* YOUR ASSIGNMENT:
Print the listing below exactly. Leave nothing out.

* DATASET EXTRACT:

-=-=-=-=-

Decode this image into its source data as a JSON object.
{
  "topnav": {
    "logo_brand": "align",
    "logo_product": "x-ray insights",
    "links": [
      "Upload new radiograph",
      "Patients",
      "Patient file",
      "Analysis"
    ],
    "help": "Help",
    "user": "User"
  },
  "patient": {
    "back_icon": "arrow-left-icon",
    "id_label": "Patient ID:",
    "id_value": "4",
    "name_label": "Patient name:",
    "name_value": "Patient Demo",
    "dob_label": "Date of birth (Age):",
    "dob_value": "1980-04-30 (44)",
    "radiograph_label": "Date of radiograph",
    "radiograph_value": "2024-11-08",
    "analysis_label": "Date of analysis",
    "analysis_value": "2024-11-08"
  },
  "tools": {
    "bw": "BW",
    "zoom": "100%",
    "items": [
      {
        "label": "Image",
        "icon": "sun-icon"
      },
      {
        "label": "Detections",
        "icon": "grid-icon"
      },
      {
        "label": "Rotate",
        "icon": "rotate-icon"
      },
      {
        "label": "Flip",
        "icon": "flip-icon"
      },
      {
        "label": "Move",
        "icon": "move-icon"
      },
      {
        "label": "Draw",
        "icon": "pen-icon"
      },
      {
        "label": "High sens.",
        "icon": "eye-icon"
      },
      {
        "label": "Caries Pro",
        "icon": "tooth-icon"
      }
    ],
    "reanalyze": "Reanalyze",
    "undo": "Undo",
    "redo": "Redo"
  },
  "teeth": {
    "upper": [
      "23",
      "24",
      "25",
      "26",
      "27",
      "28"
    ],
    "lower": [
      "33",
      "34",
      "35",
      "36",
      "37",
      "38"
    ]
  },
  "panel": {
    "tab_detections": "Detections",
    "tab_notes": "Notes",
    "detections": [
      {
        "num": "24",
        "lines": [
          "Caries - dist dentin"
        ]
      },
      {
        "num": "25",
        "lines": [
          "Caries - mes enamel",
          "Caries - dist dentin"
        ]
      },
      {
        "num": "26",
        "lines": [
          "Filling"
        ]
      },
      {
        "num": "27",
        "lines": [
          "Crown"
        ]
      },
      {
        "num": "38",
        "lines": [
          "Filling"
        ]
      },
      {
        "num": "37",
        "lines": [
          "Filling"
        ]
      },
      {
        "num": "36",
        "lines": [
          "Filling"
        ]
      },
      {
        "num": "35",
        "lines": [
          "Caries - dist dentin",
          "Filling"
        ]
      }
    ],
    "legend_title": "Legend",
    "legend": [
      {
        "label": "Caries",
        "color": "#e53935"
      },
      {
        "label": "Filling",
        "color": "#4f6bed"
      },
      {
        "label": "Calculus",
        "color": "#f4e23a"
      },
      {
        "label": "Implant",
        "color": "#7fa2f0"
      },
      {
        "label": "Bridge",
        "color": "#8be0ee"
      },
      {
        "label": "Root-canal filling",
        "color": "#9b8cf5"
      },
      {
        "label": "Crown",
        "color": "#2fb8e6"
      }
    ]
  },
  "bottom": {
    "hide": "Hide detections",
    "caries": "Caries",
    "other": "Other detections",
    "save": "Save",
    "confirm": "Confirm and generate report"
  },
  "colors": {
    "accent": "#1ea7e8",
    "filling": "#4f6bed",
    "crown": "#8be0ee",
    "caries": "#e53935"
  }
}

-=-=-=-=-

* SOLUTION BELOW:
Decode this image into its source data as a JSON object.
{
  "topnav": {
    "logo_brand": "align",
    "logo_product": "x-ray insights",
    "links": [
      "Upload new radiograph",
      "Patients",
      "Patient file",
      "Analysis"
    ],
    "help": "Help",
    "user": "User"
  },
  "patient": {
    "back_icon": "arrow-left-icon",
    "id_label": "Patient ID:",
    "id_value": "4",
    "name_label": "Patient name:",
    "name_value": "Patient Demo",
    "dob_label": "Date of birth (Age):",
    "dob_value": "1980-04-30 (44)",
    "radiograph_label": "Date of radiograph",
    "radiograph_value": "2024-11-08",
    "analysis_label": "Date of analysis",
    "analysis_value": "2024-11-08"
  },
  "tools": {
    "bw": "BW",
    "zoom": "100%",
    "items": [
      {
        "label": "Image",
        "icon": "sun-icon"
      },
      {
        "label": "Detections",
        "icon": "grid-icon"
      },
      {
        "label": "Rotate",
        "icon": "rotate-icon"
      },
      {
        "label": "Flip",
        "icon": "flip-icon"
      },
      {
        "label": "Move",
        "icon": "move-icon"
      },
      {
        "label": "Draw",
        "icon": "pen-icon"
      },
      {
        "label": "High sens.",
        "icon": "eye-icon"
      },
      {
        "label": "Caries Pro",
        "icon": "tooth-icon"
      }
    ],
    "reanalyze": "Reanalyze",
    "undo": "Undo",
    "redo": "Redo"
  },
  "teeth": {
    "upper": [
      "23",
      "24",
      "25",
      "26",
      "27",
      "28"
    ],
    "lower": [
      "33",
      "34",
      "35",
      "36",
      "37",
      "38"
    ]
  },
  "panel": {
    "tab_detections": "Detections",
    "tab_notes": "Notes",
    "detections": [
      {
        "num": "24",
        "lines": [
          "Caries - dist dentin"
        ]
      },
      {
        "num": "25",
        "lines": [
          "Caries - mes enamel",
          "Caries - dist dentin"
        ]
      },
      {
        "num": "26",
        "lines": [
          "Filling"
        ]
      },
      {
        "num": "27",
        "lines": [
          "Crown"
        ]
      },
      {
        "num": "38",
        "lines": [
          "Filling"
        ]
      },
      {
        "num": "37",
        "lines": [
          "Filling"
        ]
      },
      {
        "num": "36",
        "lines": [
          "Filling"
        ]
      },
      {
        "num": "35",
        "lines": [
          "Caries - dist dentin",
          "Filling"
        ]
      }
    ],
    "legend_title": "Legend",
    "legend": [
      {
        "label": "Caries",
        "color": "#e53935"
      },
      {
        "label": "Filling",
        "color": "#4f6bed"
      },
      {
        "label": "Calculus",
        "color": "#f4e23a"
      },
      {
        "label": "Implant",
        "color": "#7fa2f0"
      },
      {
        "label": "Bridge",
        "color": "#8be0ee"
      },
      {
        "label": "Root-canal filling",
        "color": "#9b8cf5"
      },
      {
        "label": "Crown",
        "color": "#2fb8e6"
      }
    ]
  },
  "bottom": {
    "hide": "Hide detections",
    "caries": "Caries",
    "other": "Other detections",
    "save": "Save",
    "confirm": "Confirm and generate report"
  },
  "colors": {
    "accent": "#1ea7e8",
    "filling": "#4f6bed",
    "crown": "#8be0ee",
    "caries": "#e53935"
  }
}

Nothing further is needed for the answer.